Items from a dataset
****

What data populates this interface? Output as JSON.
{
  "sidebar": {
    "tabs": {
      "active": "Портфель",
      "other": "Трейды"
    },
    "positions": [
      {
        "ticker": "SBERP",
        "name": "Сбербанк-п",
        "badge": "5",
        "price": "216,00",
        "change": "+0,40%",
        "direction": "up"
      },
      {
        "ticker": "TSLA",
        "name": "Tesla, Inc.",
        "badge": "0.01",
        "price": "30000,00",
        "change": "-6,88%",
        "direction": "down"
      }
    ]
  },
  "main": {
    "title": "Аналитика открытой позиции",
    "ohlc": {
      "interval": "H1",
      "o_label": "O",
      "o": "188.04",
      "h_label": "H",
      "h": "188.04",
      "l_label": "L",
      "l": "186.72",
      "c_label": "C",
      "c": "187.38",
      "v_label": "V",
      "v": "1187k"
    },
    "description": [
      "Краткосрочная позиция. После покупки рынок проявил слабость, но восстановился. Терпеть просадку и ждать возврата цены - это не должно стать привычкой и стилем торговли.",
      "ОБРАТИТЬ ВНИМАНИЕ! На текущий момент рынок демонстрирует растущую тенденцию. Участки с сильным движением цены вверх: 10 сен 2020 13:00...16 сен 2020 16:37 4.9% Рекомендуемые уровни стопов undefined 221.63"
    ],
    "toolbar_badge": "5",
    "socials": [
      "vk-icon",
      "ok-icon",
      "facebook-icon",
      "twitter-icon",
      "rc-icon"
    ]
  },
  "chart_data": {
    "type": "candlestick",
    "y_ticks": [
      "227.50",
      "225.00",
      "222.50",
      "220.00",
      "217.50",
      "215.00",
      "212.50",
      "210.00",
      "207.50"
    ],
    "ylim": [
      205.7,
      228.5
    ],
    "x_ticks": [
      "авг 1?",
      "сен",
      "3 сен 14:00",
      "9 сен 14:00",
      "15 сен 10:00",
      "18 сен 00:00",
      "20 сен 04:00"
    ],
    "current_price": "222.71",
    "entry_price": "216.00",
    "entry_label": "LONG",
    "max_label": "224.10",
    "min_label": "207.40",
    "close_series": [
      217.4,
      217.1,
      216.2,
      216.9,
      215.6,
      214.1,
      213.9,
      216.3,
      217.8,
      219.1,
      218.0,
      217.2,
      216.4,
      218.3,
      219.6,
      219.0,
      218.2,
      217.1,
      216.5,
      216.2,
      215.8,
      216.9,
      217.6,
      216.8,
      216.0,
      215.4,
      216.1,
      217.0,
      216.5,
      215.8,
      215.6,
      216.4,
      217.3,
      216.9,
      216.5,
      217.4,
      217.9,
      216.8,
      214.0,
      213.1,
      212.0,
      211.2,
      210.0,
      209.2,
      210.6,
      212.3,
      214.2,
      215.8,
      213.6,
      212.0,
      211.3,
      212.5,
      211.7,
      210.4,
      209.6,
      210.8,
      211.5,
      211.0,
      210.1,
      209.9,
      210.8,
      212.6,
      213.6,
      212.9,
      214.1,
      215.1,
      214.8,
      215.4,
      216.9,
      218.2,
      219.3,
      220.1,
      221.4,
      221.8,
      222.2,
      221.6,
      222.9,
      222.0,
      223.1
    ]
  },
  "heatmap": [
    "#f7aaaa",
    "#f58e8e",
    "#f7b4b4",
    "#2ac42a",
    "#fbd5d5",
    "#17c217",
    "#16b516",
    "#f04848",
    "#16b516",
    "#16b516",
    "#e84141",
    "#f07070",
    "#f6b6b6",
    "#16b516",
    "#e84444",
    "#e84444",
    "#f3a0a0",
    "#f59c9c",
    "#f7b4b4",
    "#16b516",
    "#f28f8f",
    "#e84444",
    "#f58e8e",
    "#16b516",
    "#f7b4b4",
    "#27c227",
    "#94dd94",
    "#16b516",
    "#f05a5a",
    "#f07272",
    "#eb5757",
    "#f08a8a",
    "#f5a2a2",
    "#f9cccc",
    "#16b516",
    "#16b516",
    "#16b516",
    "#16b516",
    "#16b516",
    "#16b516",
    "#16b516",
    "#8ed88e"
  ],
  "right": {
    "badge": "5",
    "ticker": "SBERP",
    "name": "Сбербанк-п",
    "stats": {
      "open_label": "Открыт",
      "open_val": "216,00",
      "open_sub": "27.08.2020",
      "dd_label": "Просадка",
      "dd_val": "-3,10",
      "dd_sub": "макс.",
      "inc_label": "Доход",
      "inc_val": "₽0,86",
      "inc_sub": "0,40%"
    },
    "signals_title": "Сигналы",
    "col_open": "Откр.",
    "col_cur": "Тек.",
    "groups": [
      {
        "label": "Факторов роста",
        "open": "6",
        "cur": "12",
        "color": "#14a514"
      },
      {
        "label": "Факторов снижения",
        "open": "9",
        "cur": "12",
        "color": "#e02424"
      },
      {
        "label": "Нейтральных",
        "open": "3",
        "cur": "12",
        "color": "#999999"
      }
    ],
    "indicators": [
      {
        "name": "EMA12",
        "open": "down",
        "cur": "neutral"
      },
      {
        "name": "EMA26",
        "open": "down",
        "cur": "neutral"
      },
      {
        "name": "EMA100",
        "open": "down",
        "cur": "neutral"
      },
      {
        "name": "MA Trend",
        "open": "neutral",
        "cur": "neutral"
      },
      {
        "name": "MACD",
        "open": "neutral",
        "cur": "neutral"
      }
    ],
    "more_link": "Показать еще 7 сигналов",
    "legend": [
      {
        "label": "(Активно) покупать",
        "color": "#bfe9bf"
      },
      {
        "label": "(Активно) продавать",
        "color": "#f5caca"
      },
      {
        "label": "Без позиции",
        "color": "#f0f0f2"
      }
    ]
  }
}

****

» TASK TO CARRY OUT
Using the data above, repeat every line exactly.

» TASK RESPONSE
What data populates this interface? Output as JSON.
{
  "sidebar": {
    "tabs": {
      "active": "Портфель",
      "other": "Трейды"
    },
    "positions": [
      {
        "ticker": "SBERP",
        "name": "Сбербанк-п",
        "badge": "5",
        "price": "216,00",
        "change": "+0,40%",
        "direction": "up"
      },
      {
        "ticker": "TSLA",
        "name": "Tesla, Inc.",
        "badge": "0.01",
        "price": "30000,00",
        "change": "-6,88%",
        "direction": "down"
      }
    ]
  },
  "main": {
    "title": "Аналитика открытой позиции",
    "ohlc": {
      "interval": "H1",
      "o_label": "O",
      "o": "188.04",
      "h_label": "H",
      "h": "188.04",
      "l_label": "L",
      "l": "186.72",
      "c_label": "C",
      "c": "187.38",
      "v_label": "V",
      "v": "1187k"
    },
    "description": [
      "Краткосрочная позиция. После покупки рынок проявил слабость, но восстановился. Терпеть просадку и ждать возврата цены - это не должно стать привычкой и стилем торговли.",
      "ОБРАТИТЬ ВНИМАНИЕ! На текущий момент рынок демонстрирует растущую тенденцию. Участки с сильным движением цены вверх: 10 сен 2020 13:00...16 сен 2020 16:37 4.9% Рекомендуемые уровни стопов undefined 221.63"
    ],
    "toolbar_badge": "5",
    "socials": [
      "vk-icon",
      "ok-icon",
      "facebook-icon",
      "twitter-icon",
      "rc-icon"
    ]
  },
  "chart_data": {
    "type": "candlestick",
    "y_ticks": [
      "227.50",
      "225.00",
      "222.50",
      "220.00",
      "217.50",
      "215.00",
      "212.50",
      "210.00",
      "207.50"
    ],
    "ylim": [
      205.7,
      228.5
    ],
    "x_ticks": [
      "авг 1?",
      "сен",
      "3 сен 14:00",
      "9 сен 14:00",
      "15 сен 10:00",
      "18 сен 00:00",
      "20 сен 04:00"
    ],
    "current_price": "222.71",
    "entry_price": "216.00",
    "entry_label": "LONG",
    "max_label": "224.10",
    "min_label": "207.40",
    "close_series": [
      217.4,
      217.1,
      216.2,
      216.9,
      215.6,
      214.1,
      213.9,
      216.3,
      217.8,
      219.1,
      218.0,
      217.2,
      216.4,
      218.3,
      219.6,
      219.0,
      218.2,
      217.1,
      216.5,
      216.2,
      215.8,
      216.9,
      217.6,
      216.8,
      216.0,
      215.4,
      216.1,
      217.0,
      216.5,
      215.8,
      215.6,
      216.4,
      217.3,
      216.9,
      216.5,
      217.4,
      217.9,
      216.8,
      214.0,
      213.1,
      212.0,
      211.2,
      210.0,
      209.2,
      210.6,
      212.3,
      214.2,
      215.8,
      213.6,
      212.0,
      211.3,
      212.5,
      211.7,
      210.4,
      209.6,
      210.8,
      211.5,
      211.0,
      210.1,
      209.9,
      210.8,
      212.6,
      213.6,
      212.9,
      214.1,
      215.1,
      214.8,
      215.4,
      216.9,
      218.2,
      219.3,
      220.1,
      221.4,
      221.8,
      222.2,
      221.6,
      222.9,
      222.0,
      223.1
    ]
  },
  "heatmap": [
    "#f7aaaa",
    "#f58e8e",
    "#f7b4b4",
    "#2ac42a",
    "#fbd5d5",
    "#17c217",
    "#16b516",
    "#f04848",
    "#16b516",
    "#16b516",
    "#e84141",
    "#f07070",
    "#f6b6b6",
    "#16b516",
    "#e84444",
    "#e84444",
    "#f3a0a0",
    "#f59c9c",
    "#f7b4b4",
    "#16b516",
    "#f28f8f",
    "#e84444",
    "#f58e8e",
    "#16b516",
    "#f7b4b4",
    "#27c227",
    "#94dd94",
    "#16b516",
    "#f05a5a",
    "#f07272",
    "#eb5757",
    "#f08a8a",
    "#f5a2a2",
    "#f9cccc",
    "#16b516",
    "#16b516",
    "#16b516",
    "#16b516",
    "#16b516",
    "#16b516",
    "#16b516",
    "#8ed88e"
  ],
  "right": {
    "badge": "5",
    "ticker": "SBERP",
    "name": "Сбербанк-п",
    "stats": {
      "open_label": "Открыт",
      "open_val": "216,00",
      "open_sub": "27.08.2020",
      "dd_label": "Просадка",
      "dd_val": "-3,10",
      "dd_sub": "макс.",
      "inc_label": "Доход",
      "inc_val": "₽0,86",
      "inc_sub": "0,40%"
    },
    "signals_title": "Сигналы",
    "col_open": "Откр.",
    "col_cur": "Тек.",
    "groups": [
      {
        "label": "Факторов роста",
        "open": "6",
        "cur": "12",
        "color": "#14a514"
      },
      {
        "label": "Факторов снижения",
        "open": "9",
        "cur": "12",
        "color": "#e02424"
      },
      {
        "label": "Нейтральных",
        "open": "3",
        "cur": "12",
        "color": "#999999"
      }
    ],
    "indicators": [
      {
        "name": "EMA12",
        "open": "down",
        "cur": "neutral"
      },
      {
        "name": "EMA26",
        "open": "down",
        "cur": "neutral"
      },
      {
        "name": "EMA100",
        "open": "down",
        "cur": "neutral"
      },
      {
        "name": "MA Trend",
        "open": "neutral",
        "cur": "neutral"
      },
      {
        "name": "MACD",
        "open": "neutral",
        "cur": "neutral"
      }
    ],
    "more_link": "Показать еще 7 сигналов",
    "legend": [
      {
        "label": "(Активно) покупать",
        "color": "#bfe9bf"
      },
      {
        "label": "(Активно) продавать",
        "color": "#f5caca"
      },
      {
        "label": "Без позиции",
        "color": "#f0f0f2"
      }
    ]
  }
}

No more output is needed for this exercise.